## BEGIN Supplied material
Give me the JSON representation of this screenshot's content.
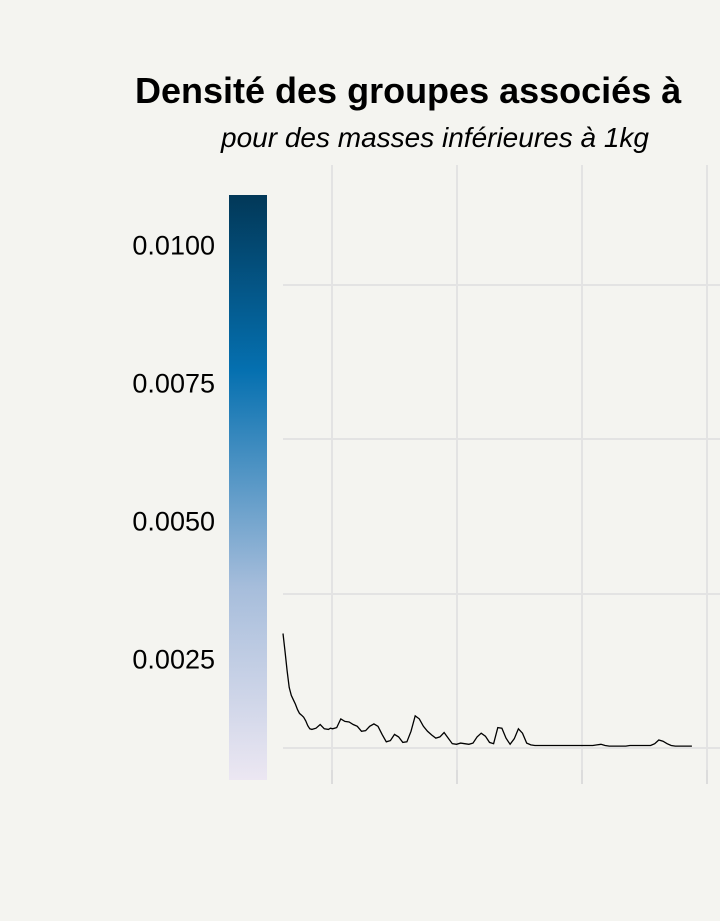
{
  "chart_data": {
    "type": "area",
    "title": "Densité des groupes associés à",
    "subtitle": "pour des masses inférieures à 1kg",
    "xlabel": "",
    "ylabel": "",
    "grid": true,
    "legend": {
      "type": "colorbar",
      "position": "left",
      "ticks": [
        "0.0100",
        "0.0075",
        "0.0050",
        "0.0025"
      ],
      "tick_values": [
        0.01,
        0.0075,
        0.005,
        0.0025
      ],
      "range": [
        0.0003,
        0.0109
      ],
      "colors": [
        "#ece7f2",
        "#a6bddb",
        "#0570b0",
        "#023858"
      ]
    },
    "ylim": [
      0,
      0.0109
    ],
    "xlim": [
      0,
      1000
    ],
    "series": [
      {
        "x": [
          0,
          5,
          10,
          15,
          20,
          25,
          30,
          35,
          40,
          45,
          50,
          55,
          60,
          65,
          70,
          80,
          90,
          100,
          110,
          115,
          120,
          130,
          140,
          150,
          160,
          170,
          180,
          190,
          200,
          210,
          220,
          230,
          240,
          250,
          260,
          270,
          280,
          290,
          300,
          310,
          320,
          330,
          340,
          350,
          360,
          370,
          380,
          390,
          400,
          410,
          420,
          430,
          440,
          450,
          460,
          470,
          480,
          490,
          500,
          510,
          520,
          530,
          540,
          550,
          560,
          570,
          580,
          590,
          600,
          610,
          620,
          630,
          640,
          650,
          660,
          670,
          680,
          690,
          700,
          710,
          720,
          730,
          740,
          750,
          760,
          770,
          780,
          790,
          800,
          810,
          820,
          830,
          840,
          850,
          860,
          870,
          880,
          890,
          900,
          910,
          920,
          930,
          940,
          950,
          960,
          970,
          980,
          990
        ],
        "y": [
          0.00185,
          0.00155,
          0.00125,
          0.00098,
          0.00085,
          0.00078,
          0.00071,
          0.00062,
          0.00056,
          0.00053,
          0.0005,
          0.00044,
          0.00036,
          0.00031,
          0.0003,
          0.00032,
          0.00038,
          0.00031,
          0.0003,
          0.00032,
          0.00031,
          0.00033,
          0.00047,
          0.00043,
          0.00042,
          0.00038,
          0.00035,
          0.00027,
          0.00028,
          0.00035,
          0.00039,
          0.00035,
          0.00022,
          0.0001,
          0.00012,
          0.00022,
          0.00018,
          9e-05,
          0.0001,
          0.00027,
          0.00052,
          0.00047,
          0.00035,
          0.00027,
          0.00021,
          0.00016,
          0.00018,
          0.00025,
          0.00016,
          7e-05,
          6e-05,
          8e-05,
          7e-05,
          6e-05,
          8e-05,
          0.00018,
          0.00024,
          0.00019,
          9e-05,
          7e-05,
          0.00033,
          0.00032,
          0.00016,
          6e-05,
          0.00015,
          0.00031,
          0.00024,
          8e-05,
          5e-05,
          4e-05,
          4e-05,
          4e-05,
          4e-05,
          4e-05,
          4e-05,
          4e-05,
          4e-05,
          4e-05,
          4e-05,
          4e-05,
          4e-05,
          4e-05,
          4e-05,
          4e-05,
          5e-05,
          6e-05,
          4e-05,
          3e-05,
          3e-05,
          3e-05,
          3e-05,
          3e-05,
          4e-05,
          4e-05,
          4e-05,
          4e-05,
          4e-05,
          4e-05,
          7e-05,
          0.00013,
          0.00011,
          7e-05,
          4e-05,
          3e-05,
          3e-05,
          3e-05,
          3e-05,
          3e-05
        ]
      }
    ]
  }
}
## END Supplied material
Aim of the task | All of the entries above should be copied exactly, except for the pictures.

Exercise output |
Give me the JSON representation of this screenshot's content.
{
  "chart_data": {
    "type": "area",
    "title": "Densité des groupes associés à",
    "subtitle": "pour des masses inférieures à 1kg",
    "xlabel": "",
    "ylabel": "",
    "grid": true,
    "legend": {
      "type": "colorbar",
      "position": "left",
      "ticks": [
        "0.0100",
        "0.0075",
        "0.0050",
        "0.0025"
      ],
      "tick_values": [
        0.01,
        0.0075,
        0.005,
        0.0025
      ],
      "range": [
        0.0003,
        0.0109
      ],
      "colors": [
        "#ece7f2",
        "#a6bddb",
        "#0570b0",
        "#023858"
      ]
    },
    "ylim": [
      0,
      0.0109
    ],
    "xlim": [
      0,
      1000
    ],
    "series": [
      {
        "x": [
          0,
          5,
          10,
          15,
          20,
          25,
          30,
          35,
          40,
          45,
          50,
          55,
          60,
          65,
          70,
          80,
          90,
          100,
          110,
          115,
          120,
          130,
          140,
          150,
          160,
          170,
          180,
          190,
          200,
          210,
          220,
          230,
          240,
          250,
          260,
          270,
          280,
          290,
          300,
          310,
          320,
          330,
          340,
          350,
          360,
          370,
          380,
          390,
          400,
          410,
          420,
          430,
          440,
          450,
          460,
          470,
          480,
          490,
          500,
          510,
          520,
          530,
          540,
          550,
          560,
          570,
          580,
          590,
          600,
          610,
          620,
          630,
          640,
          650,
          660,
          670,
          680,
          690,
          700,
          710,
          720,
          730,
          740,
          750,
          760,
          770,
          780,
          790,
          800,
          810,
          820,
          830,
          840,
          850,
          860,
          870,
          880,
          890,
          900,
          910,
          920,
          930,
          940,
          950,
          960,
          970,
          980,
          990
        ],
        "y": [
          0.00185,
          0.00155,
          0.00125,
          0.00098,
          0.00085,
          0.00078,
          0.00071,
          0.00062,
          0.00056,
          0.00053,
          0.0005,
          0.00044,
          0.00036,
          0.00031,
          0.0003,
          0.00032,
          0.00038,
          0.00031,
          0.0003,
          0.00032,
          0.00031,
          0.00033,
          0.00047,
          0.00043,
          0.00042,
          0.00038,
          0.00035,
          0.00027,
          0.00028,
          0.00035,
          0.00039,
          0.00035,
          0.00022,
          0.0001,
          0.00012,
          0.00022,
          0.00018,
          9e-05,
          0.0001,
          0.00027,
          0.00052,
          0.00047,
          0.00035,
          0.00027,
          0.00021,
          0.00016,
          0.00018,
          0.00025,
          0.00016,
          7e-05,
          6e-05,
          8e-05,
          7e-05,
          6e-05,
          8e-05,
          0.00018,
          0.00024,
          0.00019,
          9e-05,
          7e-05,
          0.00033,
          0.00032,
          0.00016,
          6e-05,
          0.00015,
          0.00031,
          0.00024,
          8e-05,
          5e-05,
          4e-05,
          4e-05,
          4e-05,
          4e-05,
          4e-05,
          4e-05,
          4e-05,
          4e-05,
          4e-05,
          4e-05,
          4e-05,
          4e-05,
          4e-05,
          4e-05,
          4e-05,
          5e-05,
          6e-05,
          4e-05,
          3e-05,
          3e-05,
          3e-05,
          3e-05,
          3e-05,
          4e-05,
          4e-05,
          4e-05,
          4e-05,
          4e-05,
          4e-05,
          7e-05,
          0.00013,
          0.00011,
          7e-05,
          4e-05,
          3e-05,
          3e-05,
          3e-05,
          3e-05,
          3e-05
        ]
      }
    ]
  }
}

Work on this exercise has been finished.